Stored entries
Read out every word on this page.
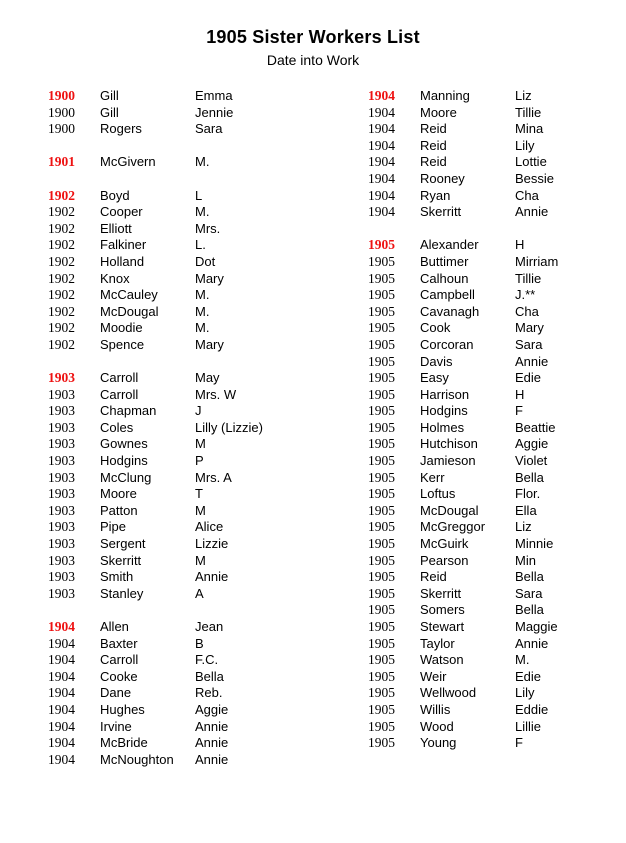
1905 Sister Workers List
Date into Work
1900	Gill	Emma
1900	Gill	Jennie
1900	Rogers	Sara
1901	McGivern	M.
1902	Boyd	L
1902	Cooper	M.
1902	Elliott	Mrs.
1902	Falkiner	L.
1902	Holland	Dot
1902	Knox	Mary
1902	McCauley	M.
1902	McDougal	M.
1902	Moodie	M.
1902	Spence	Mary
1903	Carroll	May
1903	Carroll	Mrs. W
1903	Chapman	J
1903	Coles	Lilly (Lizzie)
1903	Gownes	M
1903	Hodgins	P
1903	McClung	Mrs. A
1903	Moore	T
1903	Patton	M
1903	Pipe	Alice
1903	Sergent	Lizzie
1903	Skerritt	M
1903	Smith	Annie
1903	Stanley	A
1904	Allen	Jean
1904	Baxter	B
1904	Carroll	F.C.
1904	Cooke	Bella
1904	Dane	Reb.
1904	Hughes	Aggie
1904	Irvine	Annie
1904	McBride	Annie
1904	McNoughton	Annie
1904	Manning	Liz
1904	Moore	Tillie
1904	Reid	Mina
1904	Reid	Lily
1904	Reid	Lottie
1904	Rooney	Bessie
1904	Ryan	Cha
1904	Skerritt	Annie
1905	Alexander	H
1905	Buttimer	Mirriam
1905	Calhoun	Tillie
1905	Campbell	J.**
1905	Cavanagh	Cha
1905	Cook	Mary
1905	Corcoran	Sara
1905	Davis	Annie
1905	Easy	Edie
1905	Harrison	H
1905	Hodgins	F
1905	Holmes	Beattie
1905	Hutchison	Aggie
1905	Jamieson	Violet
1905	Kerr	Bella
1905	Loftus	Flor.
1905	McDougal	Ella
1905	McGreggor	Liz
1905	McGuirk	Minnie
1905	Pearson	Min
1905	Reid	Bella
1905	Skerritt	Sara
1905	Somers	Bella
1905	Stewart	Maggie
1905	Taylor	Annie
1905	Watson	M.
1905	Weir	Edie
1905	Wellwood	Lily
1905	Willis	Eddie
1905	Wood	Lillie
1905	Young	F
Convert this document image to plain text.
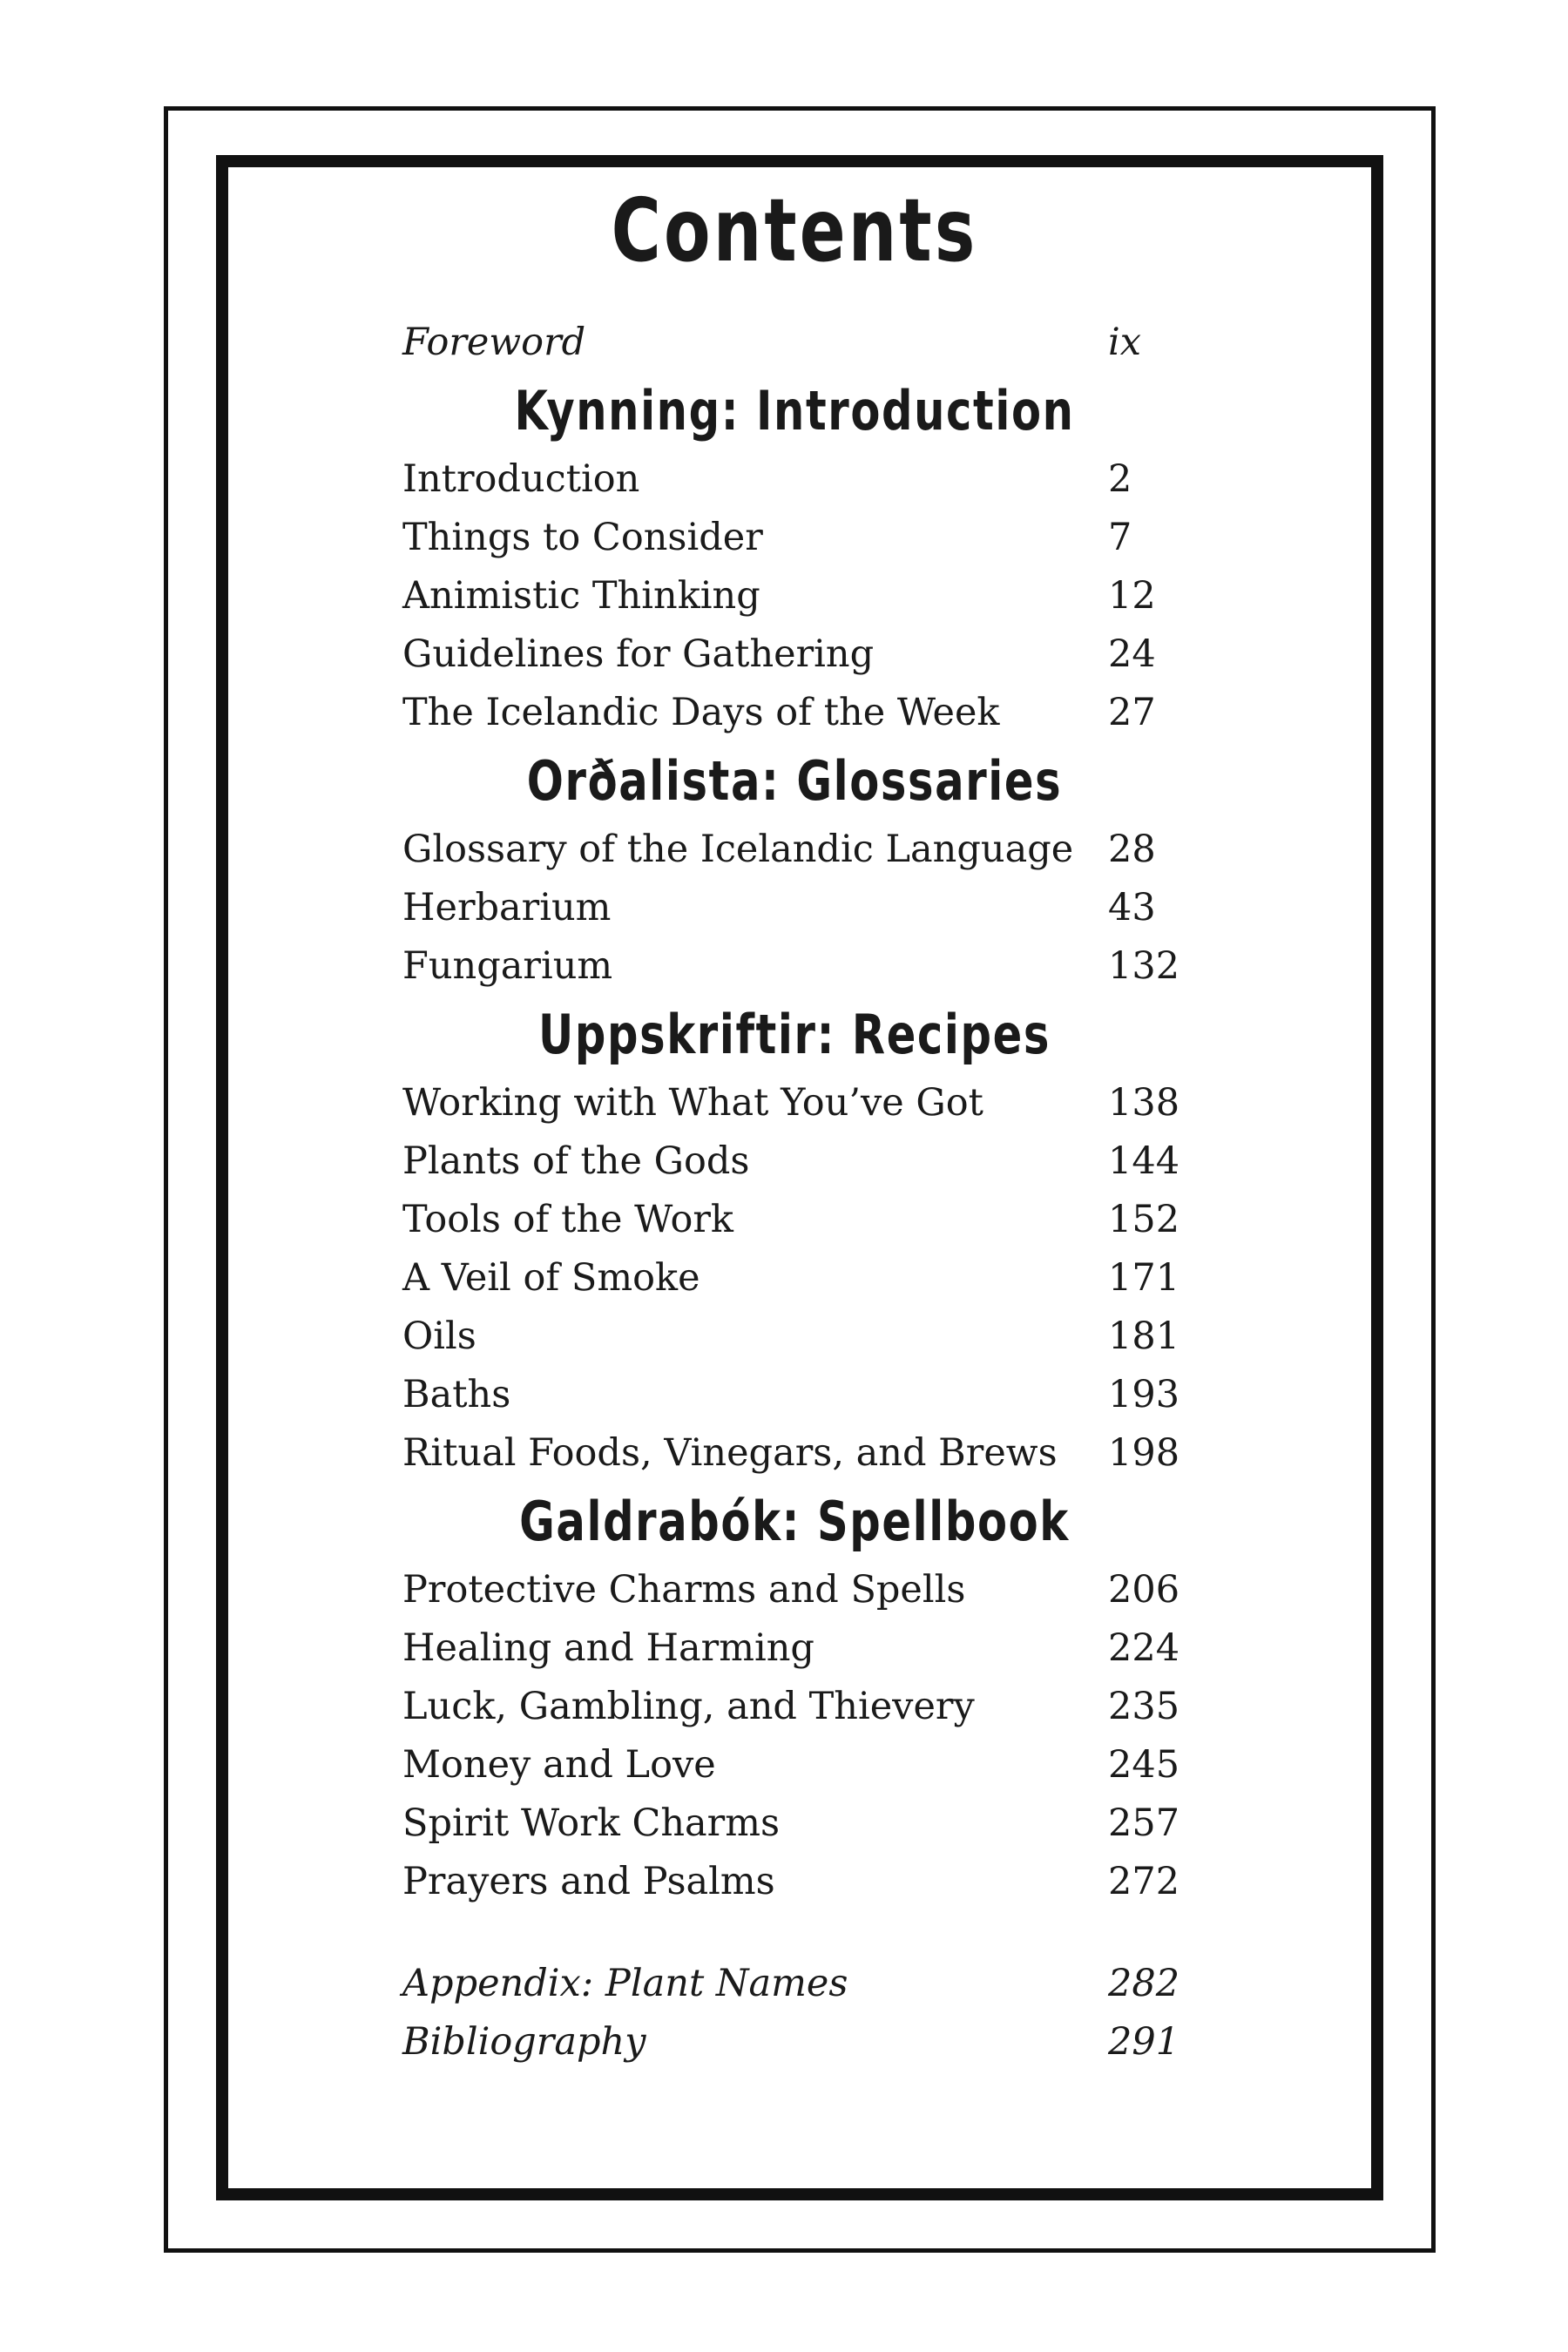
Contents
Foreword	ix
Kynning: Introduction
Introduction	2
Things to Consider	7
Animistic Thinking	12
Guidelines for Gathering	24
The Icelandic Days of the Week	27
Orðalista: Glossaries
Glossary of the Icelandic Language 28
Herbarium	43
Fungarium	132
Uppskriftir: Recipes
Working with What You’ve Got	138
Plants of the Gods	144
Tools of the Work	152
A Veil of Smoke	171
Oils	181
Baths	193
Ritual Foods, Vinegars, and Brews 198
Galdrabók: Spellbook
Protective Charms and Spells	206
Healing and Harming	224
Luck, Gambling, and Thievery	235
Money and Love	245
Spirit Work Charms	257
Prayers and Psalms	272
Appendix: Plant Names	282
Bibliography	291
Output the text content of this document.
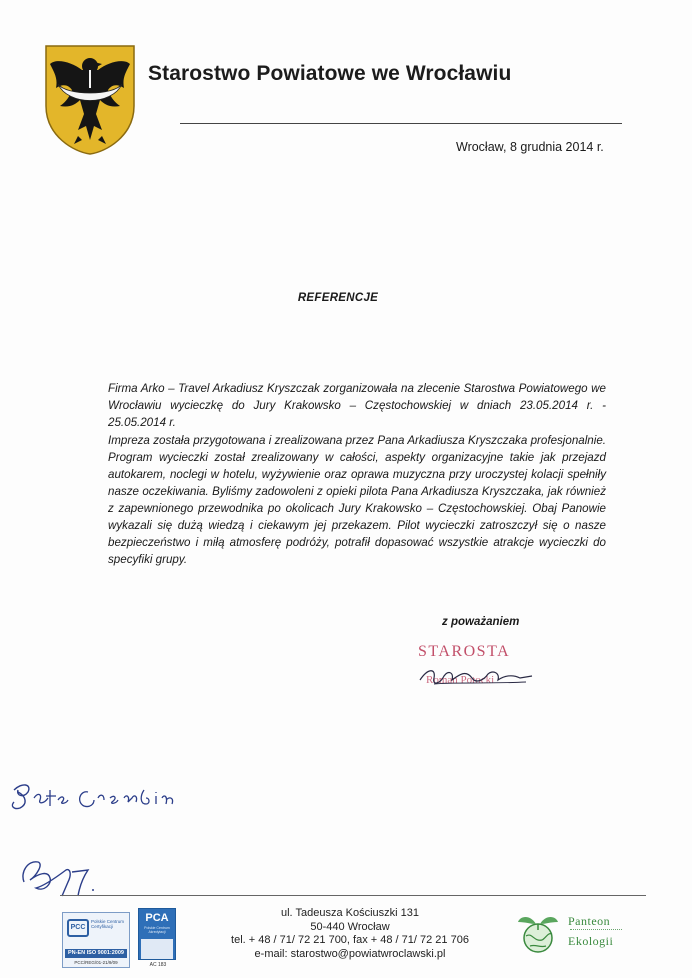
Starostwo Powiatowe we Wrocławiu
Wrocław, 8 grudnia 2014 r.
REFERENCJE

Firma Arko – Travel Arkadiusz Kryszczak zorganizowała na zlecenie Starostwa Powiatowego we Wrocławiu wycieczkę do Jury Krakowsko – Częstochowskiej w dniach 23.05.2014 r. - 25.05.2014 r.

Impreza została przygotowana i zrealizowana przez Pana Arkadiusza Kryszczaka profesjonalnie. Program wycieczki został zrealizowany w całości, aspekty organizacyjne takie jak przejazd autokarem, noclegi w hotelu, wyżywienie oraz oprawa muzyczna przy uroczystej kolacji spełniły nasze oczekiwania. Byliśmy zadowoleni z opieki pilota Pana Arkadiusza Kryszczaka, jak również z zapewnionego przewodnika po okolicach Jury Krakowsko – Częstochowskiej. Obaj Panowie wykazali się dużą wiedzą i ciekawym jej przekazem. Pilot wycieczki zatroszczył się o nasze bezpieczeństwo i miłą atmosferę podróży, potrafił dopasować wszystkie atrakcje wycieczki do specyfiki grupy.

z poważaniem
STAROSTA
Roman Potocki
PCC
Polskie Centrum Certyfikacji
PN-EN ISO 9001:2009
PCC/REG/01-21/9/09
PCA
Polskie Centrum Akredytacji
AC 183
ul. Tadeusza Kościuszki 131
50-440 Wrocław
tel. + 48 / 71/ 72 21 700, fax + 48 / 71/ 72 21 706
e-mail: starostwo@powiatwroclawski.pl
Panteon
Ekologii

### Aim of the exercise
Collect the lines that hold "Polskie".

### Response to this task
Polskie Centrum Certyfikacji
Polskie Centrum Akredytacji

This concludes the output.